### Set problem
Find the number of lines containing the string "جريج" in the data. Answer with the number by itself.

### Extracted entries
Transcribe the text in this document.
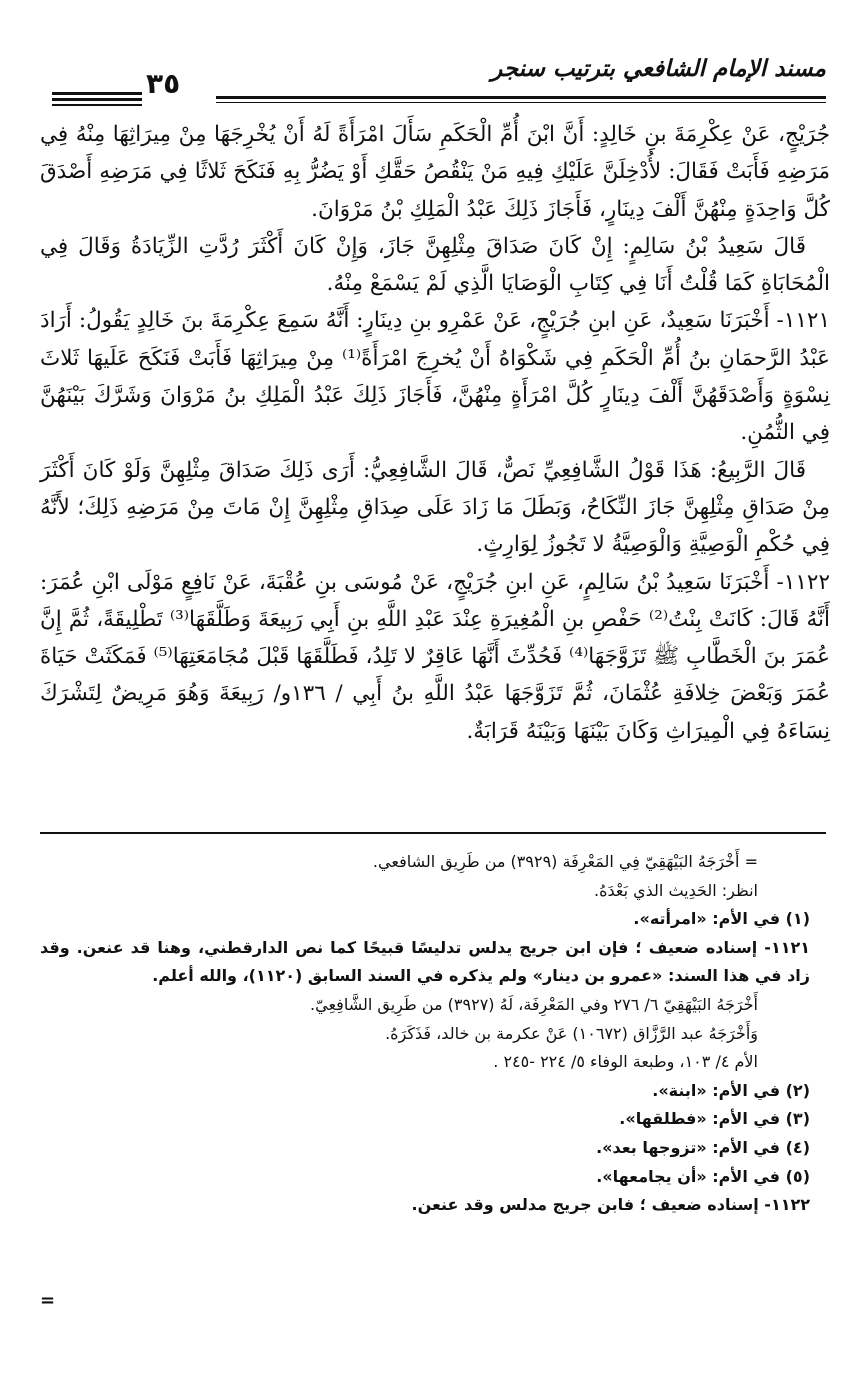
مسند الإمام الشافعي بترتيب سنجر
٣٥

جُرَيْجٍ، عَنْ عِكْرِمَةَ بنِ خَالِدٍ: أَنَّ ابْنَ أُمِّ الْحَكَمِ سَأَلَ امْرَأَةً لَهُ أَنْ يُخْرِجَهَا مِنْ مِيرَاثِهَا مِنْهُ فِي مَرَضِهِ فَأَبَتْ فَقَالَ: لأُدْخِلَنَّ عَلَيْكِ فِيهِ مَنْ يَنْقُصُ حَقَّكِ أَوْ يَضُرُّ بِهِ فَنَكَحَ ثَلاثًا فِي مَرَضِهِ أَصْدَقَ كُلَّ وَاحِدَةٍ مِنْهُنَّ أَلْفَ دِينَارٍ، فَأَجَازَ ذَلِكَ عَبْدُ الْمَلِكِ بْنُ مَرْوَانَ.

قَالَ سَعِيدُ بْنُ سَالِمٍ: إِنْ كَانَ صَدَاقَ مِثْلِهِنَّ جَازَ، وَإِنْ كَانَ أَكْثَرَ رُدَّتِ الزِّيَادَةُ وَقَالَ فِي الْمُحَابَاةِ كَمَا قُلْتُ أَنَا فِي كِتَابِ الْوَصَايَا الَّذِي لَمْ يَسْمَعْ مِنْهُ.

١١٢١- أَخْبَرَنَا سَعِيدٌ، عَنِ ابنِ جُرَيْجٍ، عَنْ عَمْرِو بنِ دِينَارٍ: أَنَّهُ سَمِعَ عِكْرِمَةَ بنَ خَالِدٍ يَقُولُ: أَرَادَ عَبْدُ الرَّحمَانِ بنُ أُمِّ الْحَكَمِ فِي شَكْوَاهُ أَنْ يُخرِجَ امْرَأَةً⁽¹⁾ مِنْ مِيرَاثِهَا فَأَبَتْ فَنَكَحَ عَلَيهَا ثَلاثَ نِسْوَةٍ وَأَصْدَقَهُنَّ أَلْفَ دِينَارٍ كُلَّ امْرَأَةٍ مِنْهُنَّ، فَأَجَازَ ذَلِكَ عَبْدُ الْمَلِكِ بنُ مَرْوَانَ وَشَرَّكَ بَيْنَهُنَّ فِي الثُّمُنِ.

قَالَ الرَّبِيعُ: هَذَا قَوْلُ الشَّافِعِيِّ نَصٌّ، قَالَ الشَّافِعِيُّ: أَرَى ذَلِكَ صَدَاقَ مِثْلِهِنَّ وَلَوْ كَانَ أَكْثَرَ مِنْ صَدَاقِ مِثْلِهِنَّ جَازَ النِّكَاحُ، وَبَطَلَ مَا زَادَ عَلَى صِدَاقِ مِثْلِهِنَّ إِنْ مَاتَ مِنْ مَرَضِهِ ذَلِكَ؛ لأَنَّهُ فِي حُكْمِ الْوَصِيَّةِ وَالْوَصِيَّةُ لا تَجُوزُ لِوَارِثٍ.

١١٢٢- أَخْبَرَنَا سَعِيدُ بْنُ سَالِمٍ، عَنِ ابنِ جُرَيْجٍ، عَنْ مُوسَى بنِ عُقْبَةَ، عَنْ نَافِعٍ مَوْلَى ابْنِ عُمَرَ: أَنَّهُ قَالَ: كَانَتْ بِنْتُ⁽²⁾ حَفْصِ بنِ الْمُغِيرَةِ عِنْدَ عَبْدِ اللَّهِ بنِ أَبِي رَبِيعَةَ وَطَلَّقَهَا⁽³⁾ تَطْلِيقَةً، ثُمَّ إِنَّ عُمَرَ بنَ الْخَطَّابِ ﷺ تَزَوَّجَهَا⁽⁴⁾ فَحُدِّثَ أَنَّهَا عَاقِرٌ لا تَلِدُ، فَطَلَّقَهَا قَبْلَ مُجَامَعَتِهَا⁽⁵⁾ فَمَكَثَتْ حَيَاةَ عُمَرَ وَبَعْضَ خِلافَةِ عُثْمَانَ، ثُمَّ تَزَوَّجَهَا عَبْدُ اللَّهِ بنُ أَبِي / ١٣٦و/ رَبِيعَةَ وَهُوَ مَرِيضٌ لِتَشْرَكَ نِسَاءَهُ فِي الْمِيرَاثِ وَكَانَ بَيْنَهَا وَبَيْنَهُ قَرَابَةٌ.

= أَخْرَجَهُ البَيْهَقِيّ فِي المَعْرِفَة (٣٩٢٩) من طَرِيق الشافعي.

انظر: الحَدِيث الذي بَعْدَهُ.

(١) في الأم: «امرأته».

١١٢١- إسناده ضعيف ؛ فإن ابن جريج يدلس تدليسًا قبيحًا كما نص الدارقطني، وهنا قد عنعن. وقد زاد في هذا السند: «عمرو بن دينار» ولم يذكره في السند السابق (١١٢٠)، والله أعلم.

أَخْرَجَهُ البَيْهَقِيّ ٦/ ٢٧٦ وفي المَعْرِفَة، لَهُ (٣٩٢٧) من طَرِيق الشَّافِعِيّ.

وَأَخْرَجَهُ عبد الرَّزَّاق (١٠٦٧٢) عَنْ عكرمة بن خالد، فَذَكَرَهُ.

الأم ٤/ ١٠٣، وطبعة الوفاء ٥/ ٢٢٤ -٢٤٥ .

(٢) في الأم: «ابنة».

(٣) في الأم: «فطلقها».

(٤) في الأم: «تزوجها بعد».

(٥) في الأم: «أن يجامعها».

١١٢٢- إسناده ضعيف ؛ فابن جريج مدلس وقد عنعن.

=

### Task response
2